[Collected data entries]
▬▬▬▬▬▬▬▬▬▬

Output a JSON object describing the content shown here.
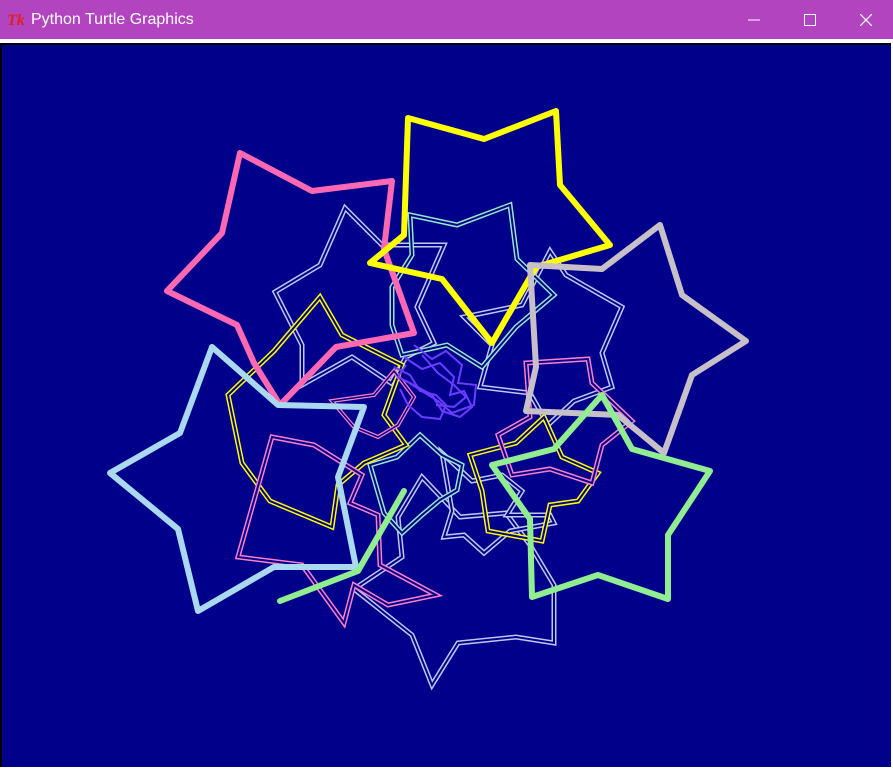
{
  "window": {
    "title": "Python Turtle Graphics",
    "icon": "tk-feather-icon",
    "controls": [
      "minimize-icon",
      "maximize-icon",
      "close-icon"
    ]
  },
  "colors": {
    "titlebar": "#b244c0",
    "canvas_background": "#00008b",
    "star_pink": "#ff69b4",
    "star_yellow": "#ffff00",
    "star_silver": "#c8c0c8",
    "star_lightblue": "#aad8f0",
    "star_green": "#90ee90",
    "outline_lavender": "#c0c8f0",
    "outline_mint": "#98e8c8",
    "outline_yellow": "#ffff00",
    "outline_pink": "#ff80c8",
    "center_purple": "#6a3cff"
  }
}
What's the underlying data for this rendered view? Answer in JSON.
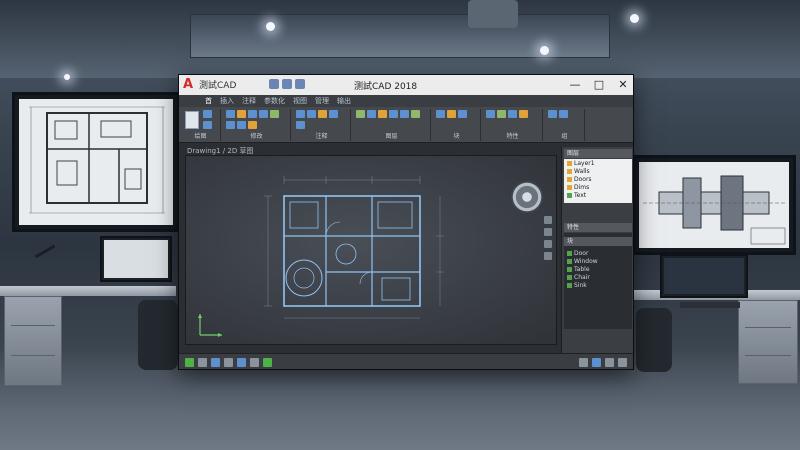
{
  "app": {
    "quick_access_title": "測試CAD",
    "window_title": "测試CAD 2018",
    "window_controls": [
      "—",
      "□",
      "✕"
    ],
    "logo": "A"
  },
  "ribbon": {
    "tabs": [
      "首",
      "插入",
      "注释",
      "参数化",
      "视图",
      "管理",
      "输出"
    ],
    "groups": [
      "绘图",
      "修改",
      "注释",
      "图层",
      "块",
      "特性",
      "组"
    ]
  },
  "document": {
    "tab_label": "Drawing1 / 2D 草图"
  },
  "side_panel": {
    "header_1": "图层",
    "layers": [
      {
        "name": "Layer1",
        "color": "#e0a82e"
      },
      {
        "name": "Walls",
        "color": "#e0a82e"
      },
      {
        "name": "Doors",
        "color": "#e0a82e"
      },
      {
        "name": "Dims",
        "color": "#e0a82e"
      },
      {
        "name": "Text",
        "color": "#55a24a"
      }
    ],
    "header_2": "特性",
    "header_3": "块",
    "blocks": [
      {
        "name": "Door",
        "color": "#55a24a"
      },
      {
        "name": "Window",
        "color": "#55a24a"
      },
      {
        "name": "Table",
        "color": "#55a24a"
      },
      {
        "name": "Chair",
        "color": "#55a24a"
      },
      {
        "name": "Sink",
        "color": "#55a24a"
      }
    ]
  },
  "colors": {
    "accent_blue": "#5d90cf",
    "accent_orange": "#e2a23a",
    "plan_lines": "#8fc3f2",
    "logo_red": "#d42a2a"
  },
  "icons": [
    "navigation-wheel-icon",
    "ucs-icon",
    "layer-swatch-icon"
  ]
}
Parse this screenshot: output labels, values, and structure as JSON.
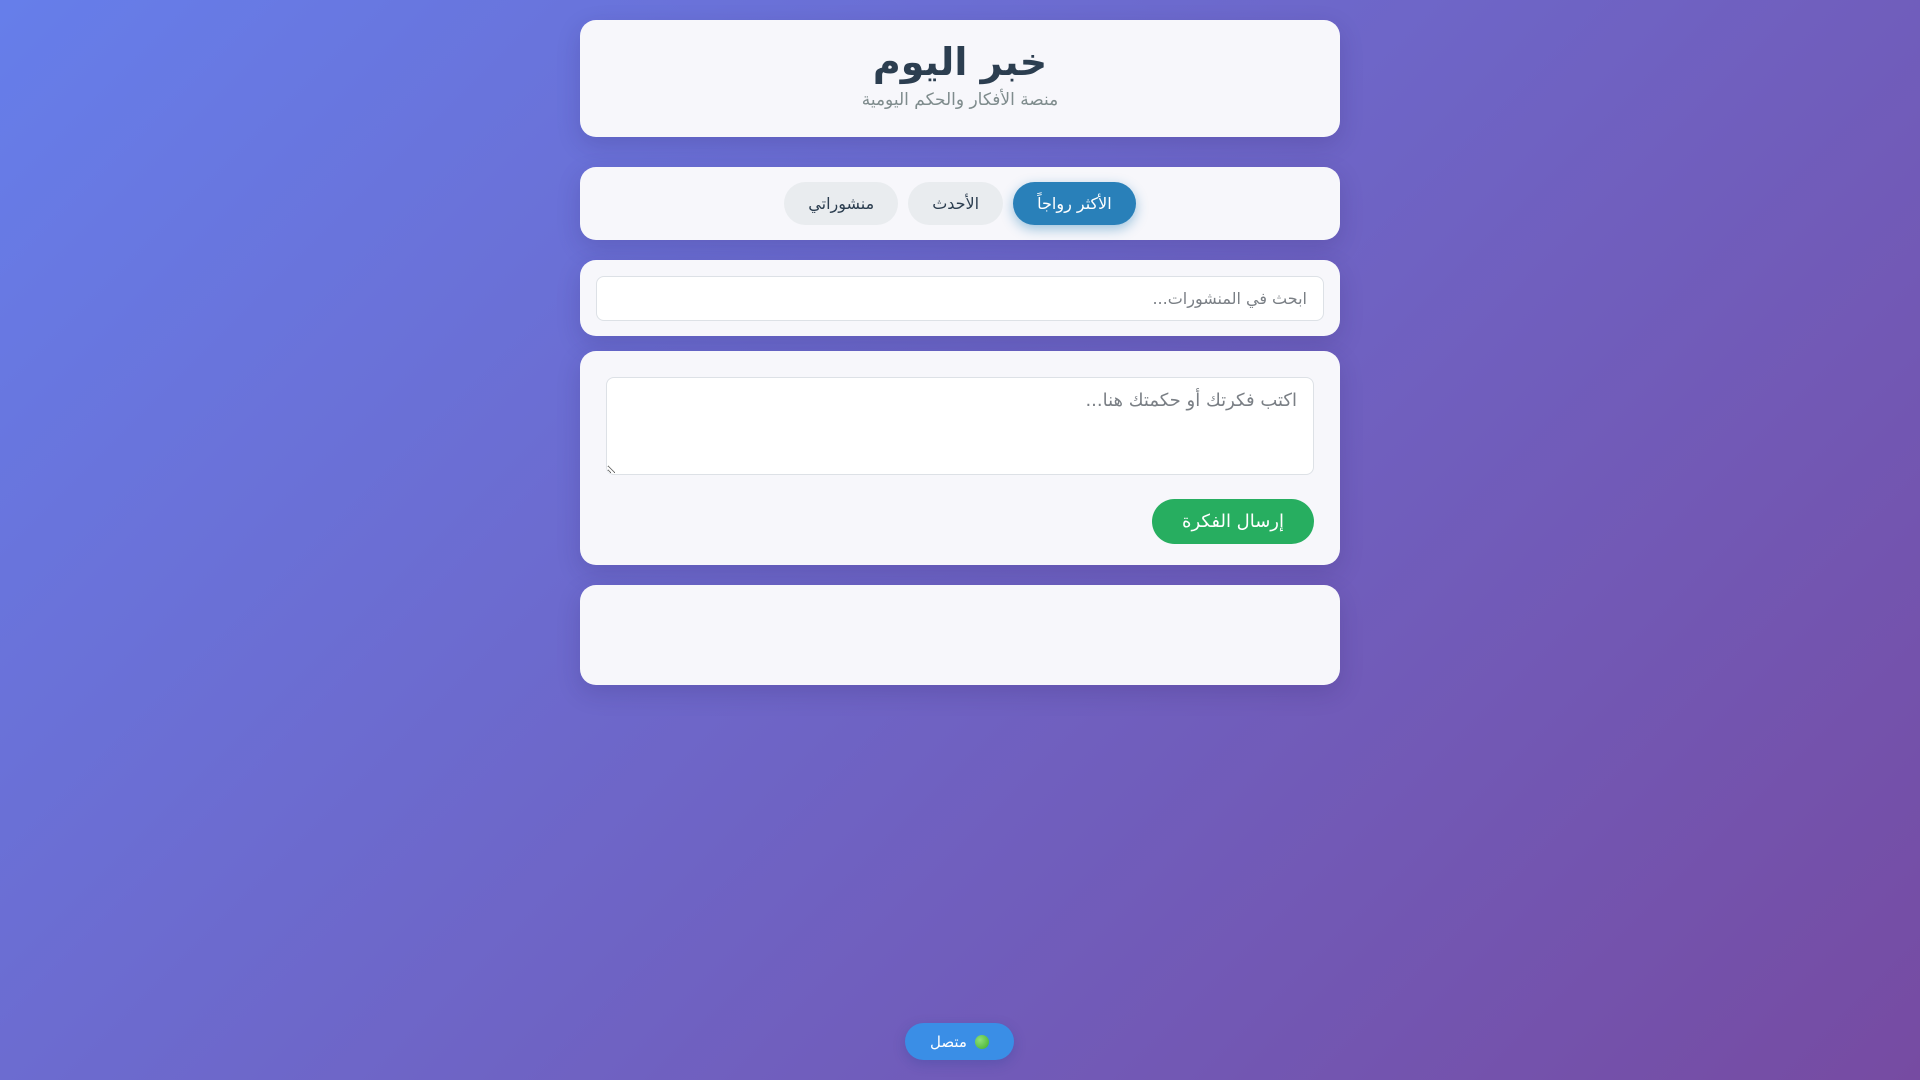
{
  "header": {
    "title": "خبر اليوم",
    "subtitle": "منصة الأفكار والحكم اليومية"
  },
  "tabs": [
    {
      "label": "الأكثر رواجاً",
      "active": true
    },
    {
      "label": "الأحدث",
      "active": false
    },
    {
      "label": "منشوراتي",
      "active": false
    }
  ],
  "search": {
    "placeholder": "ابحث في المنشورات..."
  },
  "composer": {
    "placeholder": "اكتب فكرتك أو حكمتك هنا...",
    "submit_label": "إرسال الفكرة"
  },
  "status": {
    "label": "متصل",
    "icon": "green-circle-icon",
    "color": "#3fae2a"
  },
  "colors": {
    "accent": "#2980b9",
    "submit": "#27ae60",
    "status_pill": "#3a8ee6"
  }
}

▬▬▬▬▬▬▬▬▬▬

__Exercise brief__
Look through the data and gather every line with the string "this" in it.

__Output of the task__
What's the underlying data for this rendered view? Answer in JSON.
Parse this screenshot: output labels, values, and structure as JSON.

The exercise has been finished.